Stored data
-- START --

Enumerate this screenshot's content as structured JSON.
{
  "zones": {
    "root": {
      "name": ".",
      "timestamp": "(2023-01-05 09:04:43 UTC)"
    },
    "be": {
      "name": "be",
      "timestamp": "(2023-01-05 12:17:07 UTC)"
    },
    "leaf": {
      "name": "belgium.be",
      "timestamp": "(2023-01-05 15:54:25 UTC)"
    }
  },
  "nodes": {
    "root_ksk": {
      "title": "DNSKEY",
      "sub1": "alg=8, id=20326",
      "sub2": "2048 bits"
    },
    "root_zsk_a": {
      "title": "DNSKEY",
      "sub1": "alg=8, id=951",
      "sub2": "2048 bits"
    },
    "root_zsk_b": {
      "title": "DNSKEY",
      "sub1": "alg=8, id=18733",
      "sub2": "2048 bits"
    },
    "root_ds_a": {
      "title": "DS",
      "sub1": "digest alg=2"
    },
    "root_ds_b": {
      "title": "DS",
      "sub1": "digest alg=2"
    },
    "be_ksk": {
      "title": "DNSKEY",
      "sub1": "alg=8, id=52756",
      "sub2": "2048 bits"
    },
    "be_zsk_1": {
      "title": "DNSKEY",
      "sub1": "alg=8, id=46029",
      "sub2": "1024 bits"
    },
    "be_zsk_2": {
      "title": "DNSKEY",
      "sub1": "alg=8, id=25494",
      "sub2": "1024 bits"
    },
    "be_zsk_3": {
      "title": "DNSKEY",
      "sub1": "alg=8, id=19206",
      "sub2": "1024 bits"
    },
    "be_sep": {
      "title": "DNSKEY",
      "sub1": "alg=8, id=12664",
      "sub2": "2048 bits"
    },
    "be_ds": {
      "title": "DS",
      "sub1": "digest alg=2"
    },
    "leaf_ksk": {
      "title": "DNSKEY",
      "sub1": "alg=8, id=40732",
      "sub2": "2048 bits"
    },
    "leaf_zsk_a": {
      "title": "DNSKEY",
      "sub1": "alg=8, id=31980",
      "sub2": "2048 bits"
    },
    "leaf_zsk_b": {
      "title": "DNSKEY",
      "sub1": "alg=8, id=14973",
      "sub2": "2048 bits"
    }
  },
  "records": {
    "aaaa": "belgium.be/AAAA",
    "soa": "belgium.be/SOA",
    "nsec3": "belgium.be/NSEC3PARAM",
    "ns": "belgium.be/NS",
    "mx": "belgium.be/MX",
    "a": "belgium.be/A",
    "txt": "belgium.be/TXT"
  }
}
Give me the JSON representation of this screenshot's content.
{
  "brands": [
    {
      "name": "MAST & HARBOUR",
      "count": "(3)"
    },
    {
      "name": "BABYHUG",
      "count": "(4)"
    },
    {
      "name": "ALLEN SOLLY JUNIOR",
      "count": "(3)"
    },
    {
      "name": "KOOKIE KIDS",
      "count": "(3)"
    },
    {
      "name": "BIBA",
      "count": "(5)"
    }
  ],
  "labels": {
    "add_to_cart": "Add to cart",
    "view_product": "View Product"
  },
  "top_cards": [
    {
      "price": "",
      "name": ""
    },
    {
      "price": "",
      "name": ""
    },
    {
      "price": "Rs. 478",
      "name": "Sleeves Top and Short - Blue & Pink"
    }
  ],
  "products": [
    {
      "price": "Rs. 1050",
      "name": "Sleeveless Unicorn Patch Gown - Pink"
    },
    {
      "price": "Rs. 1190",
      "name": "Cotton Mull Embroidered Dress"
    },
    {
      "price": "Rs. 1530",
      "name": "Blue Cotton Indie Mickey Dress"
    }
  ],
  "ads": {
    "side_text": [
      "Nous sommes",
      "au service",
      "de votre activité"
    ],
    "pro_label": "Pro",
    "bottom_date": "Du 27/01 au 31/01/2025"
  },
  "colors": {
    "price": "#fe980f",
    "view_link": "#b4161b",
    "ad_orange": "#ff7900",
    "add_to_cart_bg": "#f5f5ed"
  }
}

-- END --

GIVEN PROBLEM: Give back exactly the lines that run from the line with "Give me the" through the close of the material, counting both ends, and nothing more.

ANSWER:
Give me the JSON representation of this screenshot's content.
{
  "brands": [
    {
      "name": "MAST & HARBOUR",
      "count": "(3)"
    },
    {
      "name": "BABYHUG",
      "count": "(4)"
    },
    {
      "name": "ALLEN SOLLY JUNIOR",
      "count": "(3)"
    },
    {
      "name": "KOOKIE KIDS",
      "count": "(3)"
    },
    {
      "name": "BIBA",
      "count": "(5)"
    }
  ],
  "labels": {
    "add_to_cart": "Add to cart",
    "view_product": "View Product"
  },
  "top_cards": [
    {
      "price": "",
      "name": ""
    },
    {
      "price": "",
      "name": ""
    },
    {
      "price": "Rs. 478",
      "name": "Sleeves Top and Short - Blue & Pink"
    }
  ],
  "products": [
    {
      "price": "Rs. 1050",
      "name": "Sleeveless Unicorn Patch Gown - Pink"
    },
    {
      "price": "Rs. 1190",
      "name": "Cotton Mull Embroidered Dress"
    },
    {
      "price": "Rs. 1530",
      "name": "Blue Cotton Indie Mickey Dress"
    }
  ],
  "ads": {
    "side_text": [
      "Nous sommes",
      "au service",
      "de votre activité"
    ],
    "pro_label": "Pro",
    "bottom_date": "Du 27/01 au 31/01/2025"
  },
  "colors": {
    "price": "#fe980f",
    "view_link": "#b4161b",
    "ad_orange": "#ff7900",
    "add_to_cart_bg": "#f5f5ed"
  }
}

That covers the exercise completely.